__REQUIREMENT__
In the listing below, identify each line with the word "不宜互换" and return those lines.

__LISTED ENTRIES__
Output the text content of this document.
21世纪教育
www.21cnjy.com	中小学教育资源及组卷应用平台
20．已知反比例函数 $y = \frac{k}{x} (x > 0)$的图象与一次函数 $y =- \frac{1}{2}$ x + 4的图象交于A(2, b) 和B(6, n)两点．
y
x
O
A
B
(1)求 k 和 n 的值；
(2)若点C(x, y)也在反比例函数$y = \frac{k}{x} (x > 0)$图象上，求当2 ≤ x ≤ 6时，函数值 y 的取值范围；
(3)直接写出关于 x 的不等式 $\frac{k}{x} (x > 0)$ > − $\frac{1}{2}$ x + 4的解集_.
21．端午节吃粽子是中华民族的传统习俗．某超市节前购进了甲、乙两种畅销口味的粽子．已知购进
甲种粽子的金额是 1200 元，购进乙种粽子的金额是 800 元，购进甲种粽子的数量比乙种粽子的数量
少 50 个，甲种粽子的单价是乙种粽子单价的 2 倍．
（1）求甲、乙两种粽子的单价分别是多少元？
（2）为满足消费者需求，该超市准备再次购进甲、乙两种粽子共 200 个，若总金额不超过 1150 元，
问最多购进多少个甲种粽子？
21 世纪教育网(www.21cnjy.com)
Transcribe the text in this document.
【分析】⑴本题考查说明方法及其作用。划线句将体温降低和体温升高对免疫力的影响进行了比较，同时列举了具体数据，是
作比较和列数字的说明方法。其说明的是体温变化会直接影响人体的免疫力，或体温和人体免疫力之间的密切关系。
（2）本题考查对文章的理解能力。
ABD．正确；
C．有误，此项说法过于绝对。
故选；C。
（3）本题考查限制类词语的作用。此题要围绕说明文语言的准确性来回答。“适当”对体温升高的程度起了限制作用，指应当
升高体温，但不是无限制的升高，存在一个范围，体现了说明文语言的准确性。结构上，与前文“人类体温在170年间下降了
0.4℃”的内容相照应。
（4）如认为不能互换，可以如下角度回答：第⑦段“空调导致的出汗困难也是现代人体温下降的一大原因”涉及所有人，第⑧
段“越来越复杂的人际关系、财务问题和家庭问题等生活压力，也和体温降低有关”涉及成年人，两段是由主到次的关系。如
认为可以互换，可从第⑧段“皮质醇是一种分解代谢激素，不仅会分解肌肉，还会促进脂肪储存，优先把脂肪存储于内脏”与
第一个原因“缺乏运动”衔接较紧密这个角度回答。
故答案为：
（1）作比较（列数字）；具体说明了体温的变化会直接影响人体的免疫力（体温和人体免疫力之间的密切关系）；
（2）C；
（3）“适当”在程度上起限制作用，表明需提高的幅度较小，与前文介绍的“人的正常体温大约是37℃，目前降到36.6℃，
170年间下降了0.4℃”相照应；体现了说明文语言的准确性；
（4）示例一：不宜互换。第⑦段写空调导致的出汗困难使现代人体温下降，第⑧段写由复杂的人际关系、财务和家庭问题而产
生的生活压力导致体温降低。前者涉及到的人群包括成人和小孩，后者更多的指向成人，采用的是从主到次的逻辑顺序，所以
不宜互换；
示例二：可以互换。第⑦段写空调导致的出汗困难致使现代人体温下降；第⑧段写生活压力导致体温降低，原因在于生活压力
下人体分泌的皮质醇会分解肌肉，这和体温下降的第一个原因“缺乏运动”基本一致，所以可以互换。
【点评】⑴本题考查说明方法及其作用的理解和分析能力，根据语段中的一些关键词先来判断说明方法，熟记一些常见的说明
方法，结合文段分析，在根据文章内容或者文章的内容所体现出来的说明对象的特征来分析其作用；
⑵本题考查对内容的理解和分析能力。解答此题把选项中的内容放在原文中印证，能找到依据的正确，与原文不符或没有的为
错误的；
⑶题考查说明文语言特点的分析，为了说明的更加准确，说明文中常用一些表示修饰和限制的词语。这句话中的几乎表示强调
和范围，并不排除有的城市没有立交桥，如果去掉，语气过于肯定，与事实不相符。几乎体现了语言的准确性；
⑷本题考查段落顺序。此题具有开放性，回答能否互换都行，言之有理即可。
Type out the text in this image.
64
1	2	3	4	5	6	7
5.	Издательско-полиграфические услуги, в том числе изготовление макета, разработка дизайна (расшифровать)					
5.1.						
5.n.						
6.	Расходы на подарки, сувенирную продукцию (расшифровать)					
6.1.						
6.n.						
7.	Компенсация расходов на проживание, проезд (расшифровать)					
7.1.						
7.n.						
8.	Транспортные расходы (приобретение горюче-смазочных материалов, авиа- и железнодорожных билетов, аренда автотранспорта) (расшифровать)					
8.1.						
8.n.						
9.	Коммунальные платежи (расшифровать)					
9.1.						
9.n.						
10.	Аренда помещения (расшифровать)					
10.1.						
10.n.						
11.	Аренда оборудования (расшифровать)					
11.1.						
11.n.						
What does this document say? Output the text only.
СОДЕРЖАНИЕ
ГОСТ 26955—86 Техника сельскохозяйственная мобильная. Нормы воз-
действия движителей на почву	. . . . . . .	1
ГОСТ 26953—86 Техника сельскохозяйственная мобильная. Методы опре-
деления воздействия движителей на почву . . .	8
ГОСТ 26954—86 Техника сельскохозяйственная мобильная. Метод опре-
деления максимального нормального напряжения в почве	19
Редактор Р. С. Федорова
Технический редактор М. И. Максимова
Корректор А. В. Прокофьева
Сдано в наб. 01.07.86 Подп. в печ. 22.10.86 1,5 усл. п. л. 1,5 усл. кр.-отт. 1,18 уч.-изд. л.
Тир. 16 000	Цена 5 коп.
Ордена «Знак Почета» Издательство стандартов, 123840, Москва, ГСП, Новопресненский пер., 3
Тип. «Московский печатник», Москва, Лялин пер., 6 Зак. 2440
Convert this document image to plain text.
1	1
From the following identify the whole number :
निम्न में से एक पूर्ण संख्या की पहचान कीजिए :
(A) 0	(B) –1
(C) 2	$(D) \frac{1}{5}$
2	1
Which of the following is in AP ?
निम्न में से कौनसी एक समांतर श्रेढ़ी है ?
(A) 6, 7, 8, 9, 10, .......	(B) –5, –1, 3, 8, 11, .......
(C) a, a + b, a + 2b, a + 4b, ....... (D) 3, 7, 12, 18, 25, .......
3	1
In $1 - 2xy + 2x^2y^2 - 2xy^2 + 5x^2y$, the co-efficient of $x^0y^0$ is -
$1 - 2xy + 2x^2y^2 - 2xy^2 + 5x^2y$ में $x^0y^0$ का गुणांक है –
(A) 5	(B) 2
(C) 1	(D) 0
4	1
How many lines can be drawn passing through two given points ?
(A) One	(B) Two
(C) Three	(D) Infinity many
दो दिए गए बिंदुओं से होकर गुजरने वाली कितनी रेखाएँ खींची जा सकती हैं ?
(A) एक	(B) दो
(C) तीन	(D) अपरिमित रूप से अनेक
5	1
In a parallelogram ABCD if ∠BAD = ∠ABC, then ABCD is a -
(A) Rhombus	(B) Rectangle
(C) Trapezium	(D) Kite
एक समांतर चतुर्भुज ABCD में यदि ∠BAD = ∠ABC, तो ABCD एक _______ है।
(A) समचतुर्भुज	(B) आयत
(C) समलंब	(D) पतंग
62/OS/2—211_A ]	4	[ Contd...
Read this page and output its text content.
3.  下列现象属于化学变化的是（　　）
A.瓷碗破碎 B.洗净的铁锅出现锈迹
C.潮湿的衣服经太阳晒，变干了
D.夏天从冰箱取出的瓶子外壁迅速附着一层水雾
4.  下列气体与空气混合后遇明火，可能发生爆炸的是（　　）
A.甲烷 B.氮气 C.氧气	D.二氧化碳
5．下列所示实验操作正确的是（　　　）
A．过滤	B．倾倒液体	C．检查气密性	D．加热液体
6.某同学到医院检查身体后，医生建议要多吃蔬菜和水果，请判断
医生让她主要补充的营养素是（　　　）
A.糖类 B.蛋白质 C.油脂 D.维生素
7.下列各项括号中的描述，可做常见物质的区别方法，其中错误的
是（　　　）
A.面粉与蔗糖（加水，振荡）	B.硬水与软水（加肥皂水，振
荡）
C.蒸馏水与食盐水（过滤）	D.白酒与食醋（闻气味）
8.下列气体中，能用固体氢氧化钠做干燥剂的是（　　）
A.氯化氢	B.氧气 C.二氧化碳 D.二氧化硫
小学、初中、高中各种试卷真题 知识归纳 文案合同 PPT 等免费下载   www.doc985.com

__COMPLETE OUTPUT__
（4）示例一：不宜互换。第⑦段写空调导致的出汗困难使现代人体温下降，第⑧段写由复杂的人际关系、财务和家庭问题而产
不宜互换；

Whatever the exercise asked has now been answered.